Locate each line with the string "title" in the listing below and copy it.

───── Records shown ─────

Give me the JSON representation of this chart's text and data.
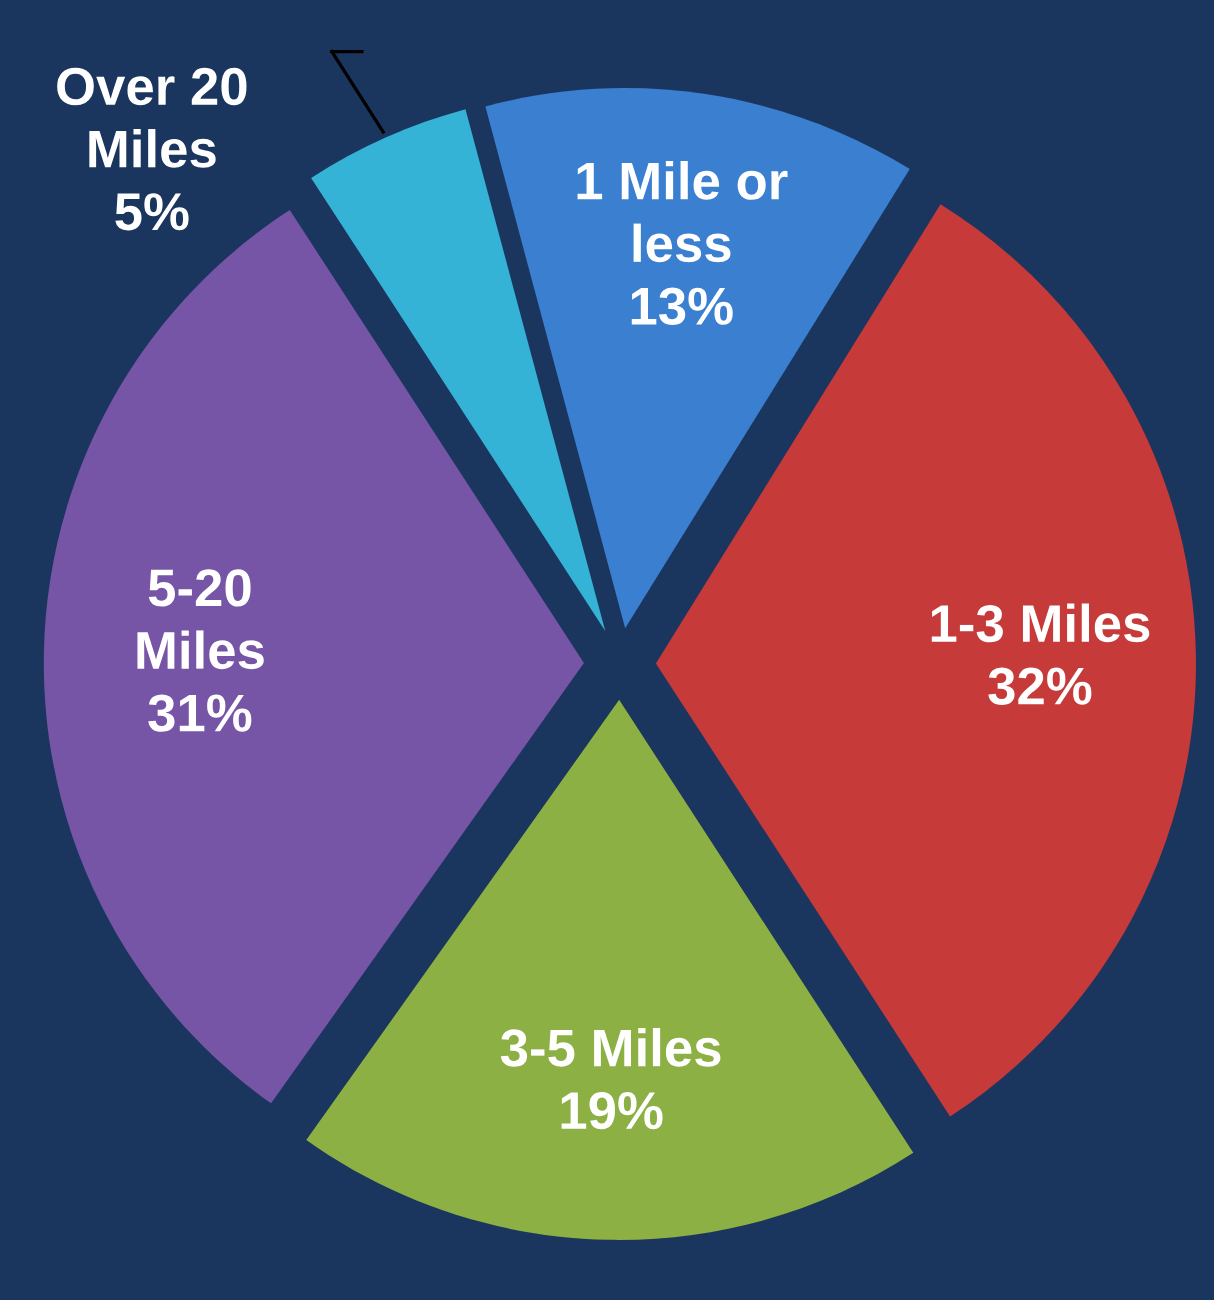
{
  "chart_data": {
    "type": "pie",
    "categories": [
      "1 Mile or\nless",
      "1-3 Miles",
      "3-5 Miles",
      "5-20\nMiles",
      "Over 20\nMiles"
    ],
    "values": [
      13,
      32,
      19,
      31,
      5
    ],
    "value_labels": [
      "13%",
      "32%",
      "19%",
      "31%",
      "5%"
    ],
    "colors": [
      "#3b7fd0",
      "#c63a3a",
      "#8cb043",
      "#7755a6",
      "#35b3d6"
    ]
  }
}
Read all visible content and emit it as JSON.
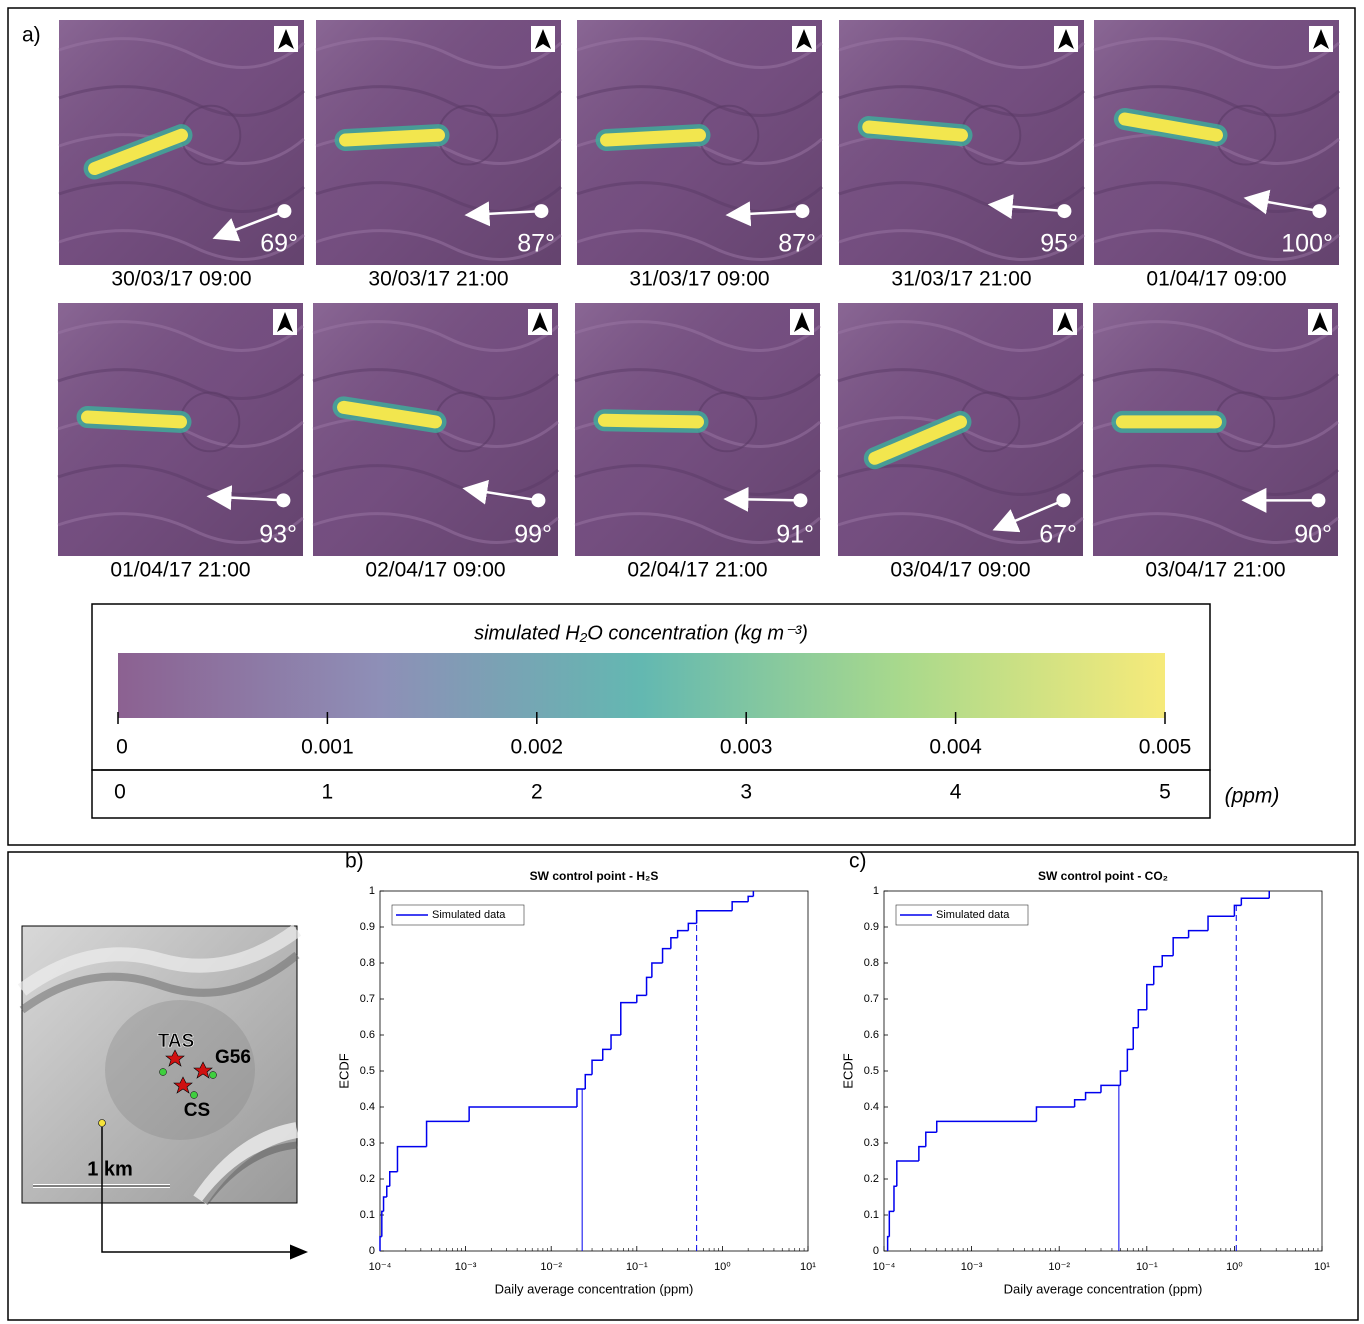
{
  "panel_a": {
    "label": "a)",
    "maps": [
      {
        "date": "30/03/17 09:00",
        "direction": {
          "value": 69,
          "label": "69°"
        }
      },
      {
        "date": "30/03/17 21:00",
        "direction": {
          "value": 87,
          "label": "87°"
        }
      },
      {
        "date": "31/03/17 09:00",
        "direction": {
          "value": 87,
          "label": "87°"
        }
      },
      {
        "date": "31/03/17 21:00",
        "direction": {
          "value": 95,
          "label": "95°"
        }
      },
      {
        "date": "01/04/17 09:00",
        "direction": {
          "value": 100,
          "label": "100°"
        }
      },
      {
        "date": "01/04/17 21:00",
        "direction": {
          "value": 93,
          "label": "93°"
        }
      },
      {
        "date": "02/04/17 09:00",
        "direction": {
          "value": 99,
          "label": "99°"
        }
      },
      {
        "date": "02/04/17 21:00",
        "direction": {
          "value": 91,
          "label": "91°"
        }
      },
      {
        "date": "03/04/17 09:00",
        "direction": {
          "value": 67,
          "label": "67°"
        }
      },
      {
        "date": "03/04/17 21:00",
        "direction": {
          "value": 90,
          "label": "90°"
        }
      }
    ],
    "colorbar": {
      "title": "simulated H₂O concentration (kg m⁻³)",
      "lim": [
        0,
        0.005
      ],
      "ticks": [
        0,
        0.001,
        0.002,
        0.003,
        0.004,
        0.005
      ],
      "ppm_lim": [
        0,
        5
      ],
      "ppm_ticks": [
        0,
        1,
        2,
        3,
        4,
        5
      ],
      "ppm_unit": "(ppm)",
      "colors": [
        "#8c6191",
        "#8e8fb7",
        "#63b8b1",
        "#a9d98c",
        "#f6ea7a"
      ]
    }
  },
  "inset_map": {
    "labels": {
      "tas": "TAS",
      "g56": "G56",
      "cs": "CS",
      "scale": "1 km"
    }
  },
  "chart_data": [
    {
      "type": "line",
      "panel": "b)",
      "title": "SW control point - H₂S",
      "xlabel": "Daily average concentration (ppm)",
      "ylabel": "ECDF",
      "xscale": "log",
      "xlim": [
        0.0001,
        10
      ],
      "ylim": [
        0,
        1
      ],
      "xticks": [
        {
          "value": 0.0001,
          "label": "10⁻⁴"
        },
        {
          "value": 0.001,
          "label": "10⁻³"
        },
        {
          "value": 0.01,
          "label": "10⁻²"
        },
        {
          "value": 0.1,
          "label": "10⁻¹"
        },
        {
          "value": 1,
          "label": "10⁰"
        },
        {
          "value": 10,
          "label": "10¹"
        }
      ],
      "yticks": [
        0,
        0.1,
        0.2,
        0.3,
        0.4,
        0.5,
        0.6,
        0.7,
        0.8,
        0.9,
        1
      ],
      "legend": "upper left",
      "series": [
        {
          "name": "Simulated data",
          "color": "#0000ee",
          "x": [
            0.0001,
            0.000105,
            0.00011,
            0.00012,
            0.00013,
            0.00016,
            0.00035,
            0.0011,
            0.02,
            0.025,
            0.03,
            0.04,
            0.05,
            0.065,
            0.1,
            0.13,
            0.15,
            0.2,
            0.25,
            0.3,
            0.4,
            0.5,
            1.3,
            2,
            2.3
          ],
          "values": [
            0.04,
            0.11,
            0.15,
            0.18,
            0.22,
            0.29,
            0.36,
            0.4,
            0.45,
            0.49,
            0.53,
            0.56,
            0.6,
            0.69,
            0.71,
            0.76,
            0.8,
            0.84,
            0.87,
            0.89,
            0.91,
            0.945,
            0.97,
            0.985,
            1
          ]
        }
      ],
      "vlines": [
        {
          "x": 0.023,
          "style": "solid"
        },
        {
          "x": 0.5,
          "style": "dashed"
        }
      ]
    },
    {
      "type": "line",
      "panel": "c)",
      "title": "SW control point - CO₂",
      "xlabel": "Daily average concentration (ppm)",
      "ylabel": "ECDF",
      "xscale": "log",
      "xlim": [
        0.0001,
        10
      ],
      "ylim": [
        0,
        1
      ],
      "xticks": [
        {
          "value": 0.0001,
          "label": "10⁻⁴"
        },
        {
          "value": 0.001,
          "label": "10⁻³"
        },
        {
          "value": 0.01,
          "label": "10⁻²"
        },
        {
          "value": 0.1,
          "label": "10⁻¹"
        },
        {
          "value": 1,
          "label": "10⁰"
        },
        {
          "value": 10,
          "label": "10¹"
        }
      ],
      "yticks": [
        0,
        0.1,
        0.2,
        0.3,
        0.4,
        0.5,
        0.6,
        0.7,
        0.8,
        0.9,
        1
      ],
      "legend": "upper left",
      "series": [
        {
          "name": "Simulated data",
          "color": "#0000ee",
          "x": [
            0.00011,
            0.000115,
            0.00013,
            0.00014,
            0.00025,
            0.0003,
            0.0004,
            0.0055,
            0.015,
            0.02,
            0.03,
            0.05,
            0.06,
            0.07,
            0.08,
            0.1,
            0.12,
            0.15,
            0.2,
            0.3,
            0.5,
            1,
            1.2,
            2.5
          ],
          "values": [
            0.04,
            0.11,
            0.18,
            0.25,
            0.29,
            0.33,
            0.36,
            0.4,
            0.42,
            0.44,
            0.46,
            0.5,
            0.56,
            0.62,
            0.67,
            0.74,
            0.79,
            0.82,
            0.87,
            0.89,
            0.93,
            0.96,
            0.98,
            1
          ]
        }
      ],
      "vlines": [
        {
          "x": 0.048,
          "style": "solid"
        },
        {
          "x": 1.05,
          "style": "dashed"
        }
      ]
    }
  ]
}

─────

Written response:
      "title": "simulated H₂O concentration (kg m⁻³)",
      "title": "SW control point - H₂S",
      "title": "SW control point - CO₂",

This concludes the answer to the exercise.